■ **Instructions for the task**
Report every line below that holds the word "SZKOLENIOWE".

+-------+

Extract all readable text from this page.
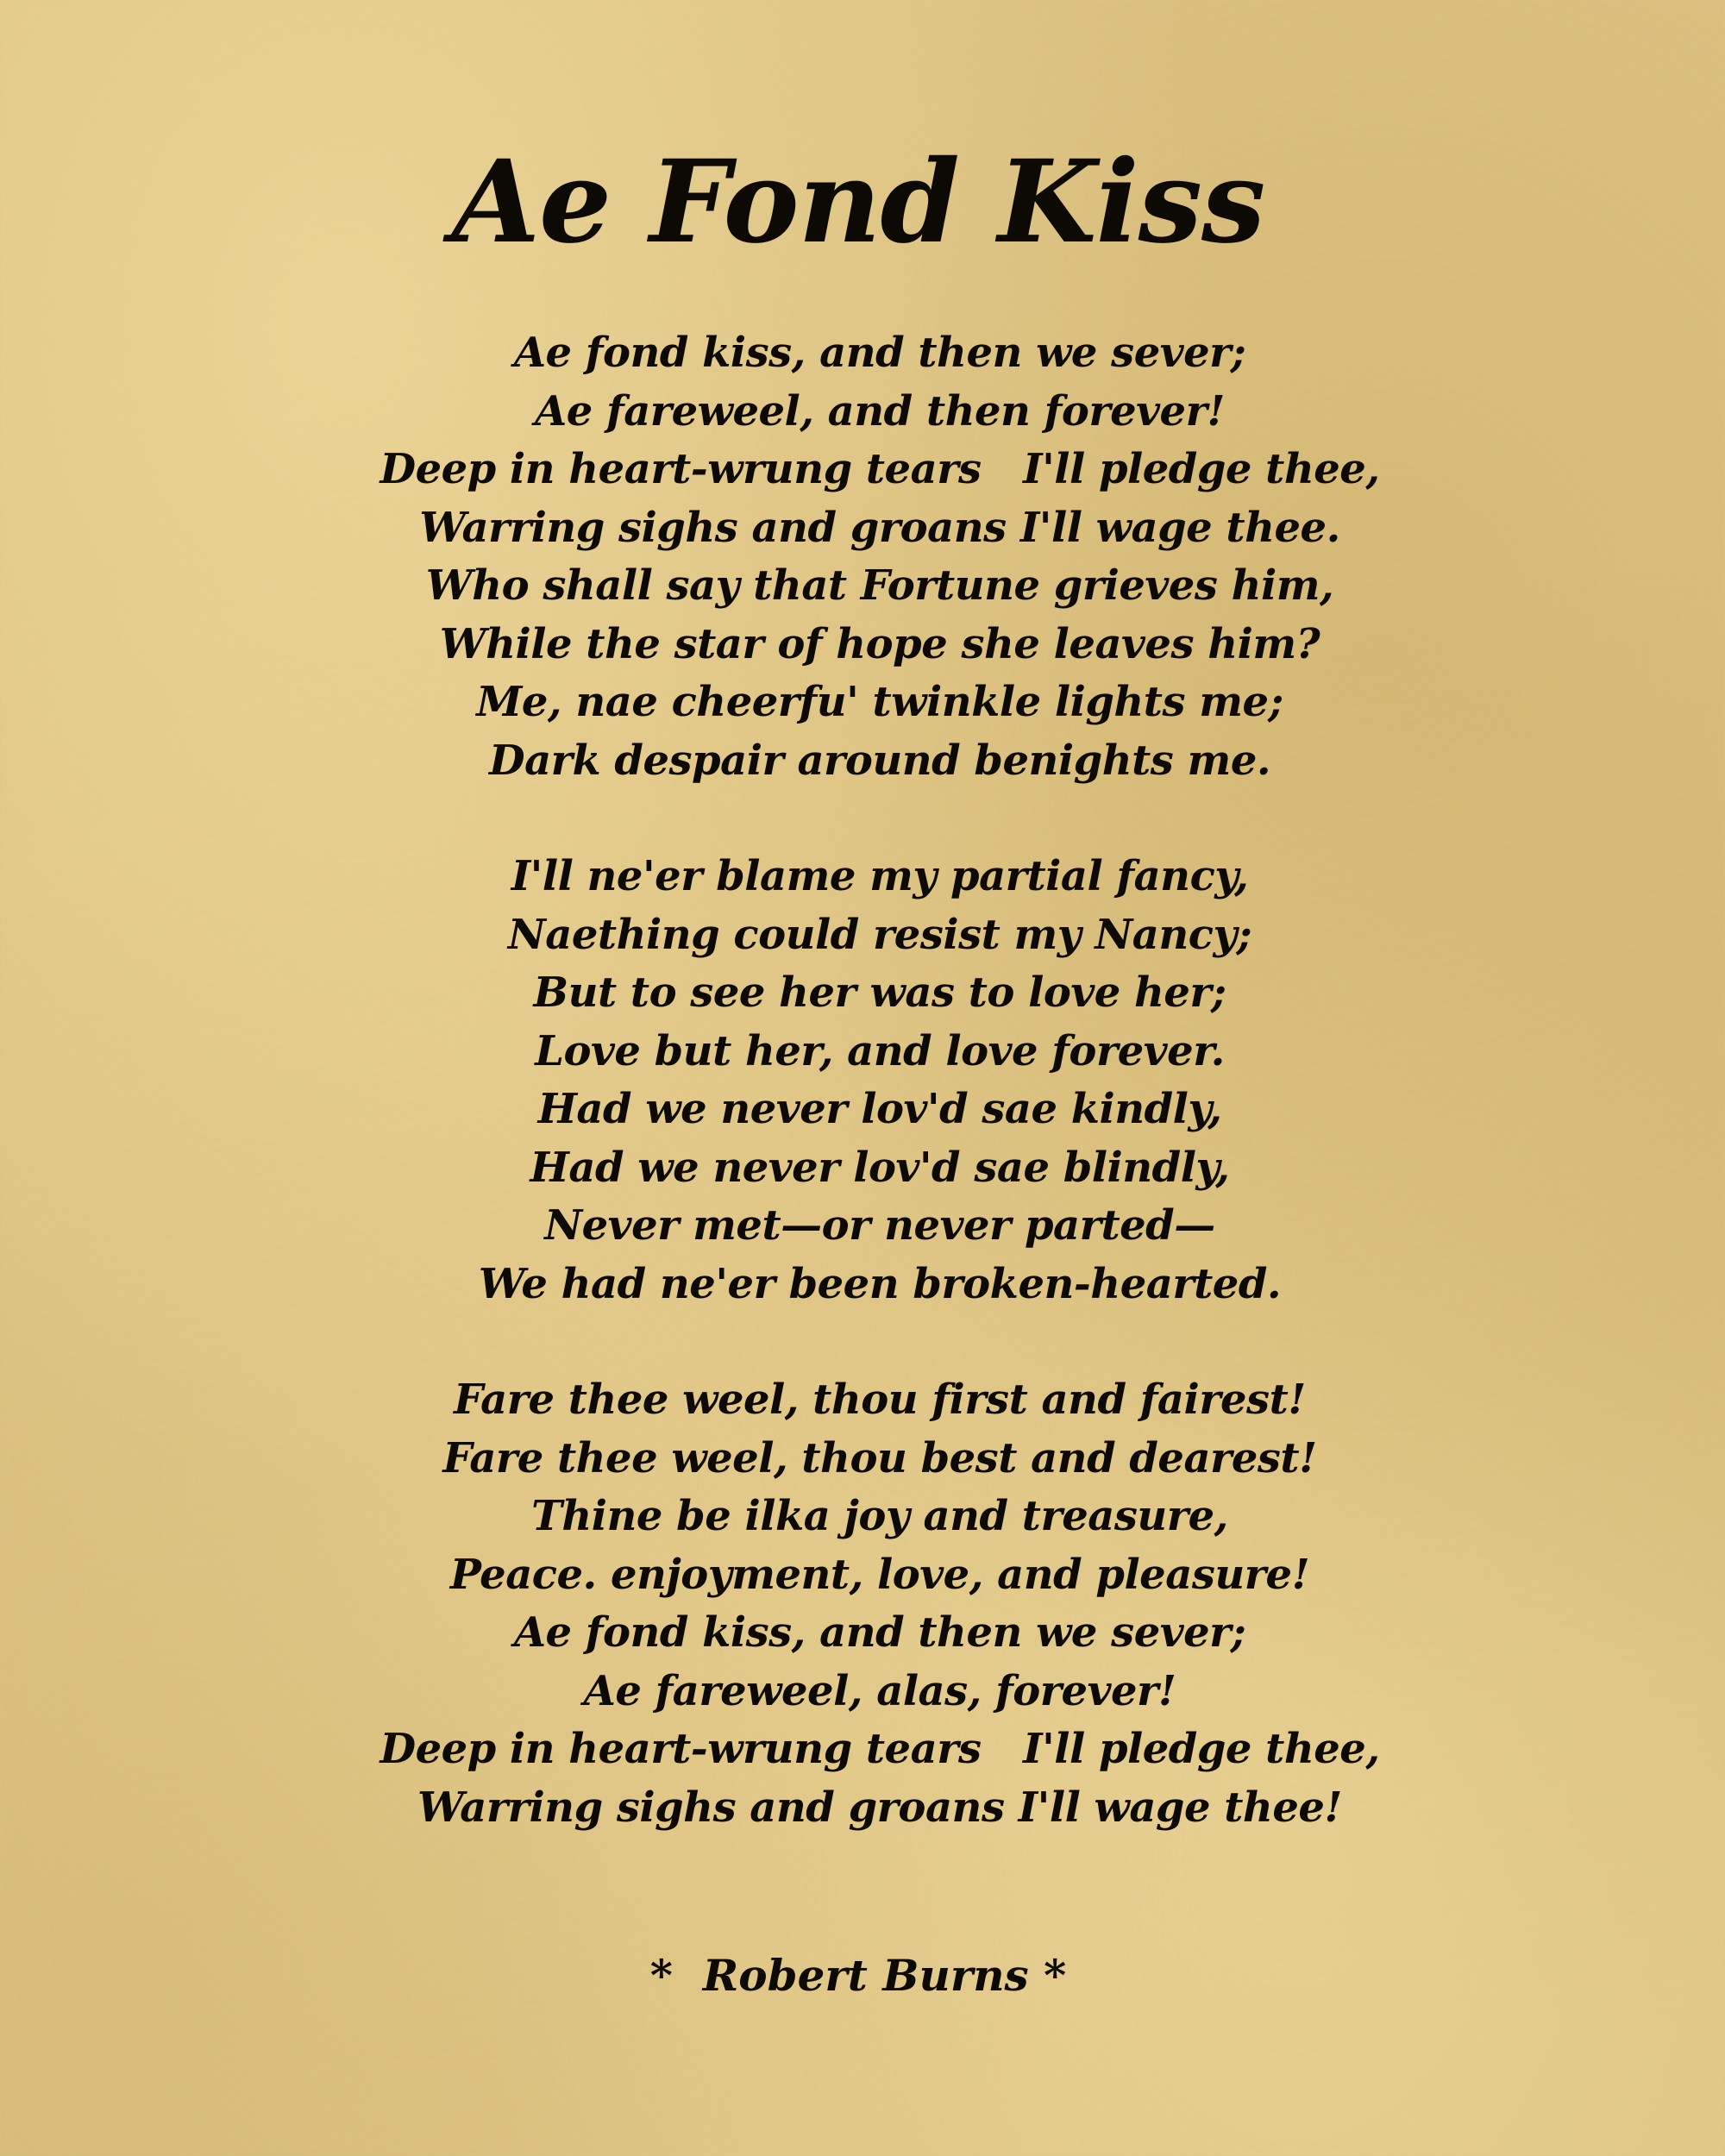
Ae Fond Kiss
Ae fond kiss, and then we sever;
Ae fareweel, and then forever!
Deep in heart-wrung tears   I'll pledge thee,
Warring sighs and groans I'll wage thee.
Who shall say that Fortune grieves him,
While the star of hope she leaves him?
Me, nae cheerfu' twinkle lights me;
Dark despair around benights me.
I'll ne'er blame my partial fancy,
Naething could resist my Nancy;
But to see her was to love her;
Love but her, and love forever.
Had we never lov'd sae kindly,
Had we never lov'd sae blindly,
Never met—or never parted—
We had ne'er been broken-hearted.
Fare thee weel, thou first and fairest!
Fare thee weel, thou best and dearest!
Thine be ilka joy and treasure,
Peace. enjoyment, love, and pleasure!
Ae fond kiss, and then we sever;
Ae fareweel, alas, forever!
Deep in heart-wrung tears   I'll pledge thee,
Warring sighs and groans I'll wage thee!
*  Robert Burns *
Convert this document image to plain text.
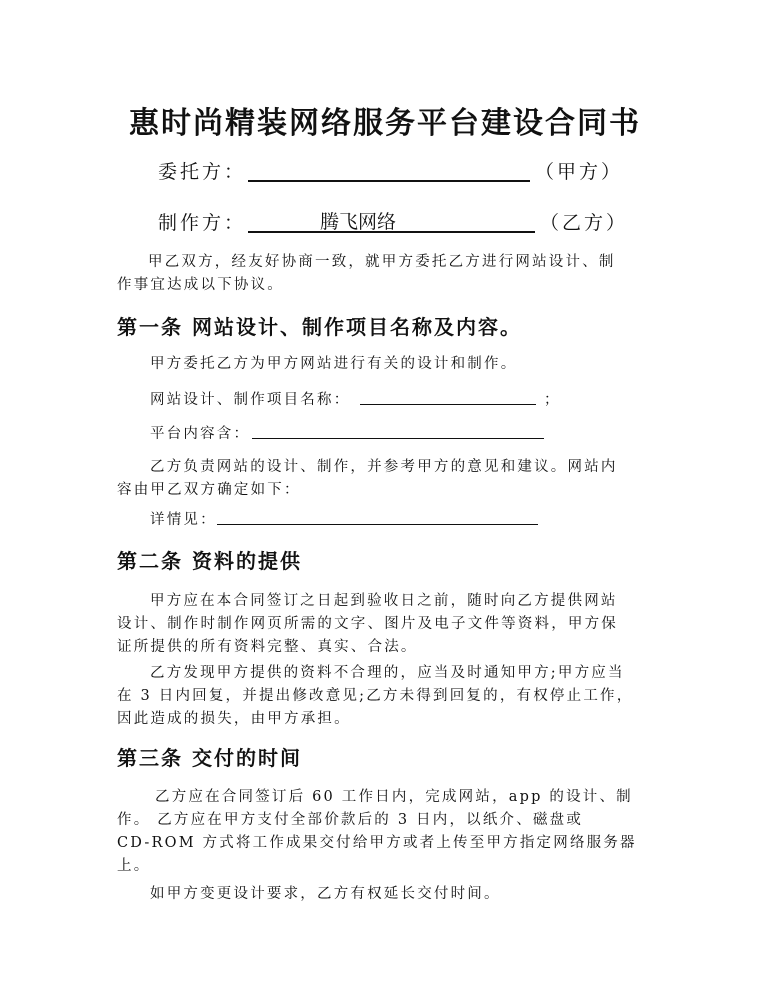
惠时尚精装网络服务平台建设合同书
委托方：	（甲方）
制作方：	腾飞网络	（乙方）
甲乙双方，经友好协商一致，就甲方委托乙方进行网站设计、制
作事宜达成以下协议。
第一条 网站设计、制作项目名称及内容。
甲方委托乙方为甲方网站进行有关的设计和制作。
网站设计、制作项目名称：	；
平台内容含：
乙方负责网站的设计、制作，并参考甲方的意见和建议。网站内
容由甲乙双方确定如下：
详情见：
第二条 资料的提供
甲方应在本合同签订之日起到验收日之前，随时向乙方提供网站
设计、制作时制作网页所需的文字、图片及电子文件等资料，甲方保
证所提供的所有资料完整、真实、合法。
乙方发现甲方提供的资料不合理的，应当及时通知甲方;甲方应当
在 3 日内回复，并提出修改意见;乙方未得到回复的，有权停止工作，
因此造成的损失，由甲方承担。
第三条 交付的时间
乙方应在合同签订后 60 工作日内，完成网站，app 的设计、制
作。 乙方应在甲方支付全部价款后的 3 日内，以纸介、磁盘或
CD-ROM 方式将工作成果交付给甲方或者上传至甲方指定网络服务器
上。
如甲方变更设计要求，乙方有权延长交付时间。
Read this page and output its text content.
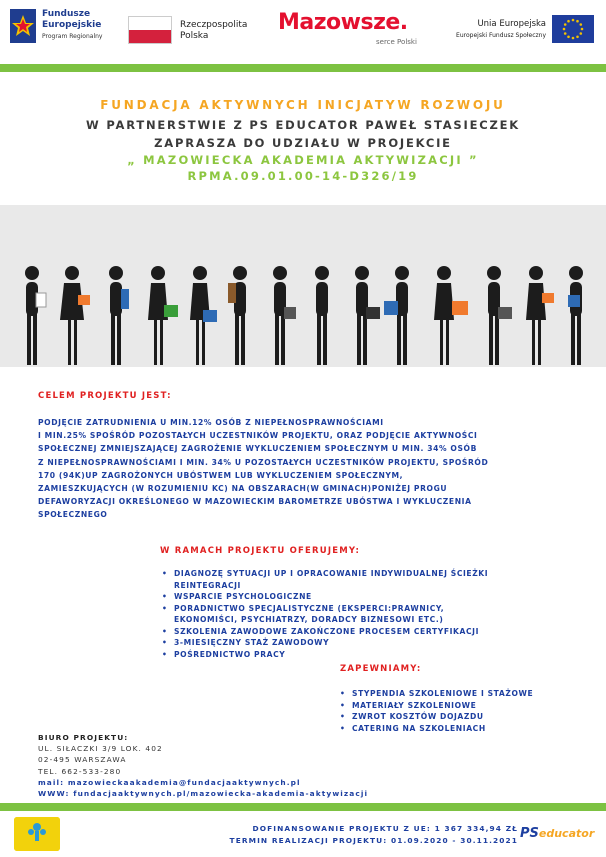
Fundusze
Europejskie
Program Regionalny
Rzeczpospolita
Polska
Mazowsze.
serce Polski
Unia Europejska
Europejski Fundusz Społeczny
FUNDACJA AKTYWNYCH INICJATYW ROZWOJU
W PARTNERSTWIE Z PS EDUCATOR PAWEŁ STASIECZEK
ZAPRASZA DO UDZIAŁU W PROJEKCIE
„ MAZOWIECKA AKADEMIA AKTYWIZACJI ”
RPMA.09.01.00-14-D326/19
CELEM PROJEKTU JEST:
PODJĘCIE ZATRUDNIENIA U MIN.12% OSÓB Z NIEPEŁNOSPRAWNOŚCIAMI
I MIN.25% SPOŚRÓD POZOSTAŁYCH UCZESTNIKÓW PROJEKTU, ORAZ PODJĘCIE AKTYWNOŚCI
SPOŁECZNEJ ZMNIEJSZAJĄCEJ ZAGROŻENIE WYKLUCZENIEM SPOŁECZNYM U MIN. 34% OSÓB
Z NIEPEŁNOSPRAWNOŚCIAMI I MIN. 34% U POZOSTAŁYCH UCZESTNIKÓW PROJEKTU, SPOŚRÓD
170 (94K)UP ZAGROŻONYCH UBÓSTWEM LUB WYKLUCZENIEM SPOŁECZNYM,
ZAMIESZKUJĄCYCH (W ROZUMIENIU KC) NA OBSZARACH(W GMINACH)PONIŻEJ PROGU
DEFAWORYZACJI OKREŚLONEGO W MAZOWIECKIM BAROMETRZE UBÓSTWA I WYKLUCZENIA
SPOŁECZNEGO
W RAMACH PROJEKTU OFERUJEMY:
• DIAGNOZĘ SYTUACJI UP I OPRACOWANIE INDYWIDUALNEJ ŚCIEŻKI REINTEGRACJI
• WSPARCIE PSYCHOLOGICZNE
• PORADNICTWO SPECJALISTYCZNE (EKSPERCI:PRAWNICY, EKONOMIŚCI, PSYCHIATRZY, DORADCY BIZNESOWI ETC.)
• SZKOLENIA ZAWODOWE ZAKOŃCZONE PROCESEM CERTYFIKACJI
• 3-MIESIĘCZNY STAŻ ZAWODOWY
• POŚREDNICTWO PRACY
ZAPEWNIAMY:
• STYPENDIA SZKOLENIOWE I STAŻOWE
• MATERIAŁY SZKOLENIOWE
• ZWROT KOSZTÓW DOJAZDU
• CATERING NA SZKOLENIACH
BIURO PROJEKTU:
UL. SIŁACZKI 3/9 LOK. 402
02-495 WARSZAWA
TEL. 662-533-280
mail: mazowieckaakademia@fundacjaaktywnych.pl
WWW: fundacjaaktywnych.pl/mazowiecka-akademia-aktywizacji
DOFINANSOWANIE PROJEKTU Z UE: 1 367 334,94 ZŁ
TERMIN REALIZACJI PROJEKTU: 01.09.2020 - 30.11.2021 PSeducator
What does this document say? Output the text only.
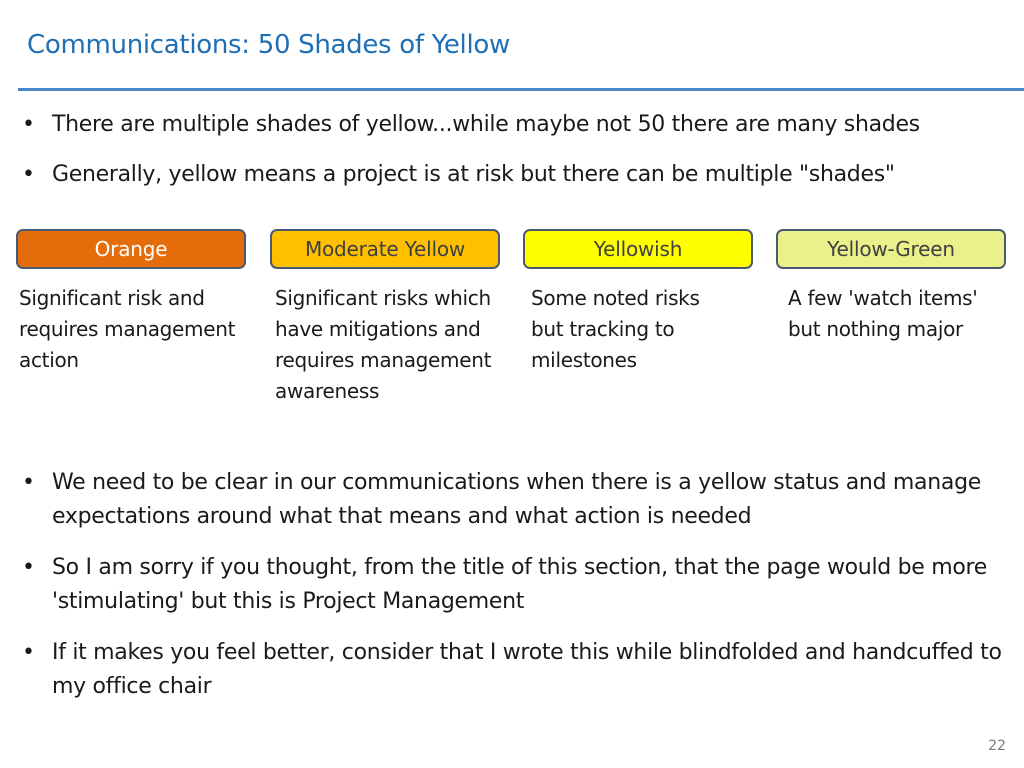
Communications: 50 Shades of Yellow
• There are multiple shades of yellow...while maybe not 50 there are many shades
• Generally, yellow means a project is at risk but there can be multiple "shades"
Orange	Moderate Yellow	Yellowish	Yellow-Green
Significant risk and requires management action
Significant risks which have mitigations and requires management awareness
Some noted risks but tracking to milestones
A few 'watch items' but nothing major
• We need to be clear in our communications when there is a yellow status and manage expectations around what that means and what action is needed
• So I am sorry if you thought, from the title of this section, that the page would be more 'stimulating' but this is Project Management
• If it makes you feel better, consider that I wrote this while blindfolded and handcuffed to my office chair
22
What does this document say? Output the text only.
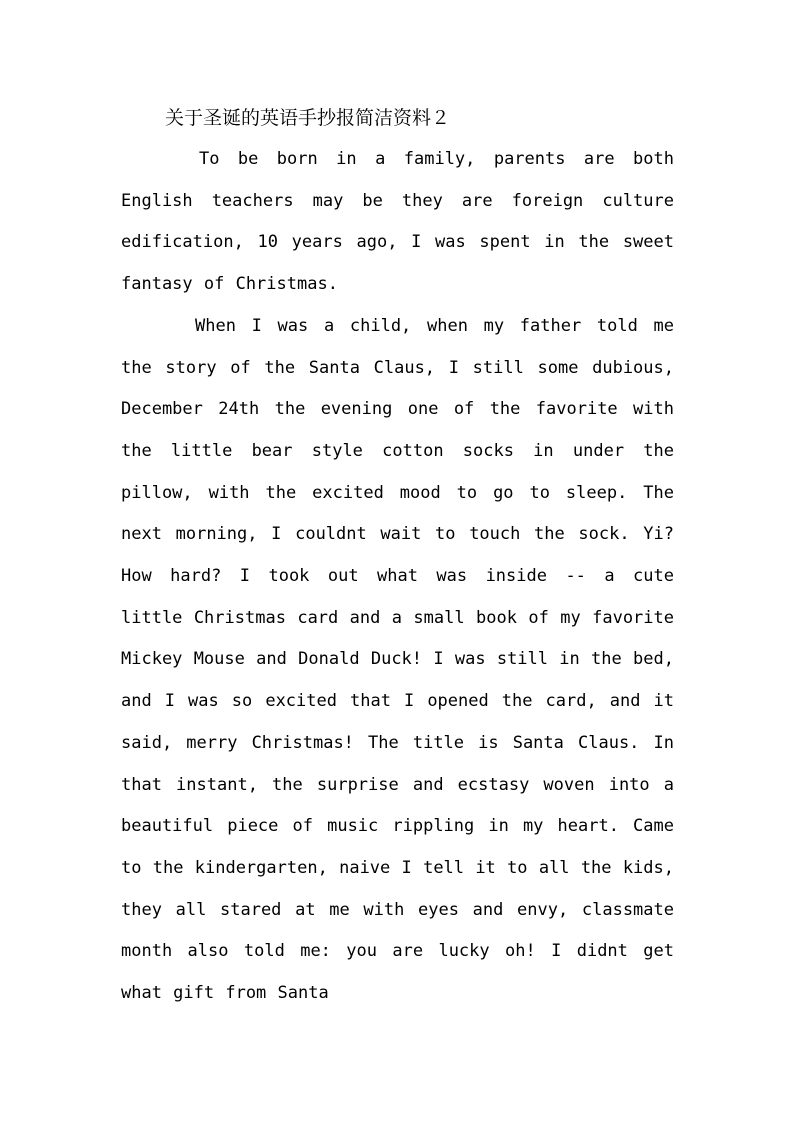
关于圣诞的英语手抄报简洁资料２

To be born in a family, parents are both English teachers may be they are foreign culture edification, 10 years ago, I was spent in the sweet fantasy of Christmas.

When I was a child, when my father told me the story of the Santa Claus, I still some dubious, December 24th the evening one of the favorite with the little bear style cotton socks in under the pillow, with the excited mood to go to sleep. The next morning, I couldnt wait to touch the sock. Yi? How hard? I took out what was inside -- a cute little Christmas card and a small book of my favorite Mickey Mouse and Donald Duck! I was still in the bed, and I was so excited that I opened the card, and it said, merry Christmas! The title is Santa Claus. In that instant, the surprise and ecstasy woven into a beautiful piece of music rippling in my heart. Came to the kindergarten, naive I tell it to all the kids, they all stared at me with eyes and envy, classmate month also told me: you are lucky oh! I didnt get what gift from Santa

+-------+

■ **Exercise output**
• STYPENDIA SZKOLENIOWE I STAŻOWE
• MATERIAŁY SZKOLENIOWE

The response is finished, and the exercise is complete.